» What is required
Can you reproduce verbatim the rows starting at the one containing "background texture bbox=[0, 113, 720, 482]" and ending at the one containing "rim highlight bbox=[672, 430, 702, 455]", including both of those?

» Data lines
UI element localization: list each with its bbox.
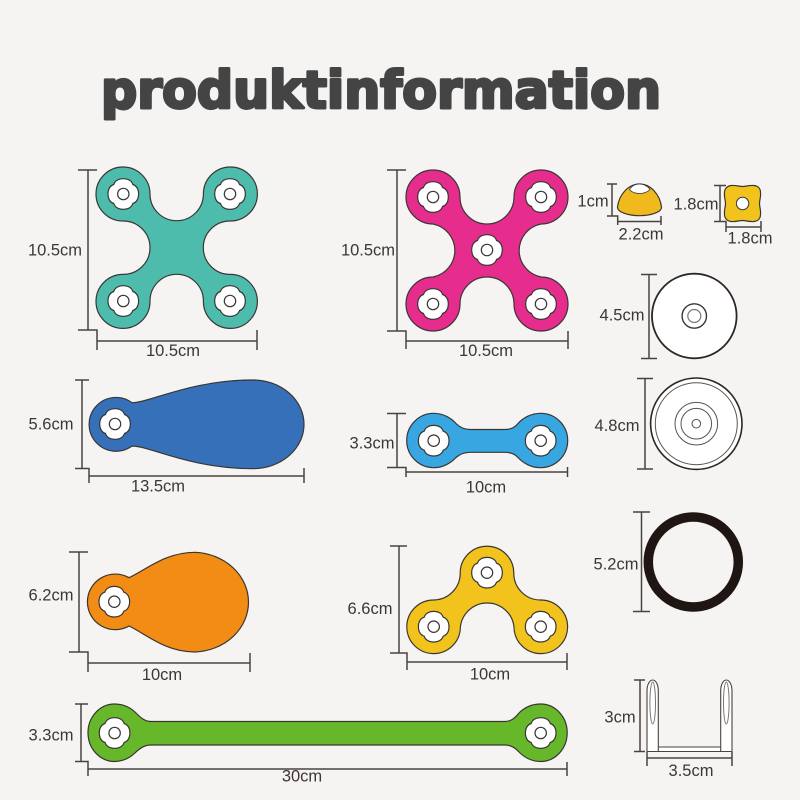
part: dark blue paddle: 13.5cm [131, 478, 185, 496]
part: teal X connector: 10.5cm [28, 242, 82, 260]
part: pink X connector: 10.5cm [341, 242, 395, 260]
part: pink X connector [341, 170, 568, 360]
part: white disc 4.8cm [595, 378, 742, 469]
part: yellow dome cap: 2.2cm [619, 226, 663, 244]
part: yellow arch [348, 546, 568, 684]
part: dark blue paddle: 5.6cm [29, 416, 73, 434]
part: yellow flower bead: 1.8cm [728, 230, 772, 248]
part: orange paddle [29, 552, 250, 684]
part: white disc 4.8cm: 4.8cm [595, 417, 639, 435]
part: yellow arch: 6.6cm [348, 600, 392, 618]
part: long green bar: 30cm [282, 768, 322, 786]
part: teal X connector [28, 167, 257, 360]
part: yellow dome cap: 1cm [577, 192, 609, 210]
title: produktinformation [101, 61, 661, 121]
part: white U clip: 3.5cm [669, 762, 713, 780]
part: light blue short bar [350, 413, 568, 496]
part: orange paddle: 6.2cm [29, 586, 73, 604]
part: light blue short bar: 3.3cm [350, 434, 394, 452]
part: teal X connector: 10.5cm [146, 342, 200, 360]
part: white U clip: 3cm [604, 708, 636, 726]
part: pink X connector: 10.5cm [459, 342, 513, 360]
part: black ring: 5.2cm [594, 556, 638, 574]
part: white U clip [604, 680, 732, 780]
part: light blue short bar: 10cm [466, 478, 506, 496]
part: yellow flower bead: 1.8cm [674, 196, 718, 214]
part: orange paddle: 10cm [142, 666, 182, 684]
part: dark blue paddle [29, 380, 304, 496]
part: yellow flower bead [674, 185, 772, 248]
part: white disc 4.5cm: 4.5cm [600, 306, 644, 324]
part: long green bar [29, 704, 567, 786]
part: black ring [594, 512, 738, 612]
part: yellow arch: 10cm [470, 666, 510, 684]
part: white disc 4.5cm [600, 274, 737, 358]
part: yellow dome cap [577, 184, 663, 244]
part: long green bar: 3.3cm [29, 726, 73, 744]
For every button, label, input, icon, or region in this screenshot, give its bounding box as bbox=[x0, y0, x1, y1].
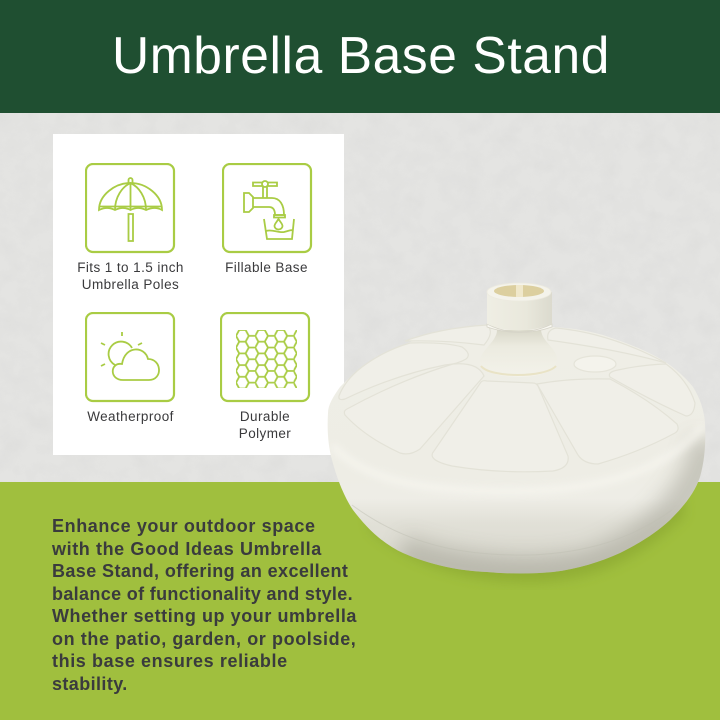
background texture bbox=[0, 113, 720, 482]
green lower panel bbox=[0, 482, 720, 720]
description text: stability. bbox=[52, 674, 128, 694]
ground shadow bbox=[370, 480, 685, 582]
label: Umbrella Poles bbox=[82, 276, 179, 292]
description text: balance of functionality and style. bbox=[52, 584, 353, 604]
lid panels bbox=[339, 325, 695, 472]
product photo: umbrella base bbox=[328, 283, 706, 582]
rim highlight bbox=[672, 430, 702, 455]
description text: Whether setting up your umbrella bbox=[52, 606, 357, 626]
label: Durable bbox=[240, 409, 290, 424]
panel: lower right bbox=[537, 379, 678, 464]
collar flange bbox=[487, 324, 552, 332]
title: Umbrella Base Stand bbox=[112, 26, 610, 84]
description text: on the patio, garden, or poolside, bbox=[52, 628, 356, 648]
label bbox=[77, 260, 184, 292]
side shading bbox=[400, 440, 708, 573]
feature: weatherproof bbox=[85, 312, 176, 424]
panel: upper right bbox=[609, 364, 695, 416]
lower seam bbox=[352, 504, 414, 538]
icon: sun and cloud bbox=[85, 312, 176, 402]
feature: umbrella poles bbox=[77, 163, 184, 292]
label: Polymer bbox=[239, 426, 291, 440]
panel: lower left bbox=[344, 364, 484, 454]
description text: Enhance your outdoor space bbox=[52, 516, 316, 536]
label: Weatherproof bbox=[87, 409, 174, 424]
icon: honeycomb bbox=[220, 312, 310, 402]
description text: with the Good Ideas Umbrella bbox=[52, 538, 322, 558]
panel: upper left bbox=[339, 343, 468, 400]
panel: features bbox=[53, 134, 344, 455]
panel: front bbox=[432, 381, 568, 472]
panel: back right bbox=[548, 328, 666, 363]
collar bbox=[487, 292, 552, 330]
feature: fillable base bbox=[222, 163, 312, 275]
neck bbox=[480, 330, 557, 377]
icon: umbrella bbox=[85, 163, 176, 254]
description text: Base Stand, offering an excellent bbox=[52, 561, 348, 581]
icon: water tap bbox=[222, 163, 312, 254]
title banner bbox=[0, 0, 720, 113]
description text: this base ensures reliable bbox=[52, 651, 288, 671]
description text bbox=[52, 516, 357, 694]
label: Fillable Base bbox=[225, 260, 308, 275]
feature: durable polymer bbox=[220, 312, 310, 441]
fill plug bbox=[574, 356, 616, 372]
label bbox=[239, 409, 291, 441]
panel: back left bbox=[405, 325, 490, 345]
label: Fits 1 to 1.5 inch bbox=[77, 260, 184, 275]
base body bbox=[328, 283, 708, 574]
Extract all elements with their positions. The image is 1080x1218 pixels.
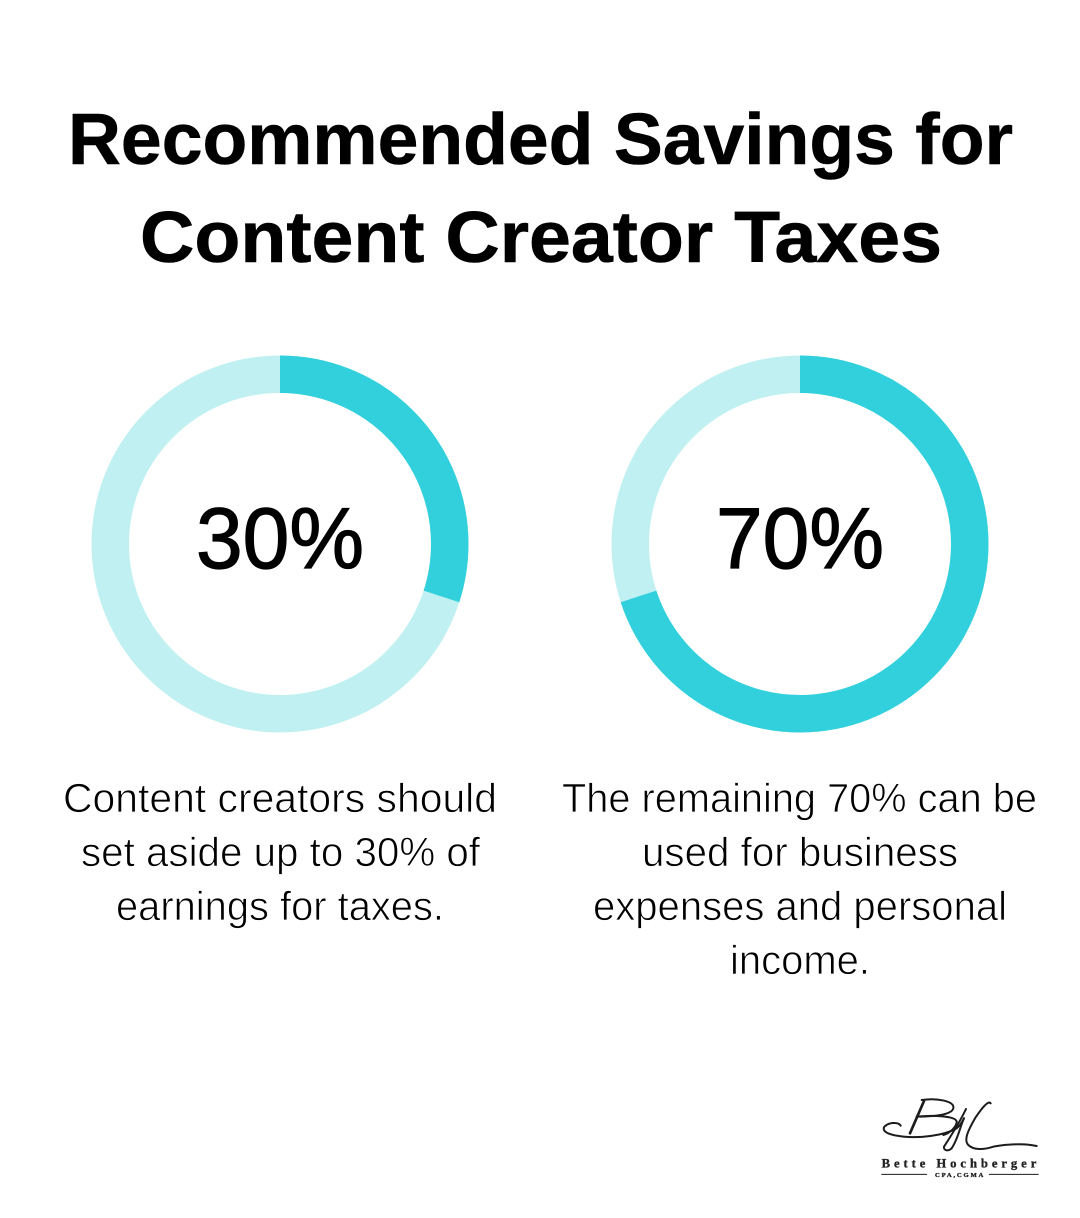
donut chart: 70%: 70% [716, 491, 884, 587]
donut chart: 30%: 30% [196, 491, 364, 587]
text block: 70% description [562, 775, 1037, 983]
text block: 70% description: expenses and personal [593, 883, 1007, 929]
text block: 30% description: earnings for taxes. [116, 883, 444, 929]
text block: 30% description: set aside up to 30% of [81, 829, 481, 875]
text block: 30% description: Content creators should [63, 775, 497, 821]
title: Content Creator Taxes [140, 198, 942, 278]
text block: 30% description [63, 775, 497, 929]
donut chart: 70% [630, 374, 970, 714]
donut chart: 30% [110, 374, 450, 714]
title: Recommended Savings for [68, 100, 1013, 180]
logo: Bette Hochberger signature [882, 1099, 1038, 1179]
text block: 70% description: income. [730, 937, 870, 983]
logo: Bette Hochberger signature: Bette Hochberger [882, 1157, 1037, 1171]
title [68, 100, 1013, 278]
text block: 70% description: used for business [642, 829, 958, 875]
text block: 70% description: The remaining 70% can be [562, 775, 1037, 821]
logo: Bette Hochberger signature: CPA,CGMA [935, 1172, 984, 1179]
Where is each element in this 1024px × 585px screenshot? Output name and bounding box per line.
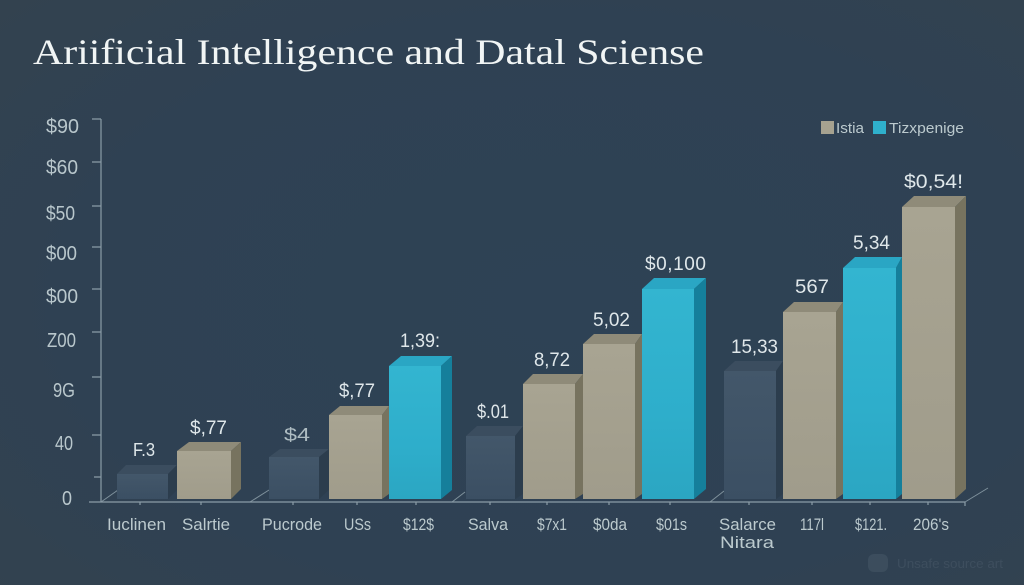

» Output for this task
background texture bbox=[0, 113, 720, 482]
green lower panel bbox=[0, 482, 720, 720]
description text: stability. bbox=[52, 674, 128, 694]
ground shadow bbox=[370, 480, 685, 582]
label: Umbrella Poles bbox=[82, 276, 179, 292]
description text: balance of functionality and style. bbox=[52, 584, 353, 604]
lid panels bbox=[339, 325, 695, 472]
product photo: umbrella base bbox=[328, 283, 706, 582]
rim highlight bbox=[672, 430, 702, 455]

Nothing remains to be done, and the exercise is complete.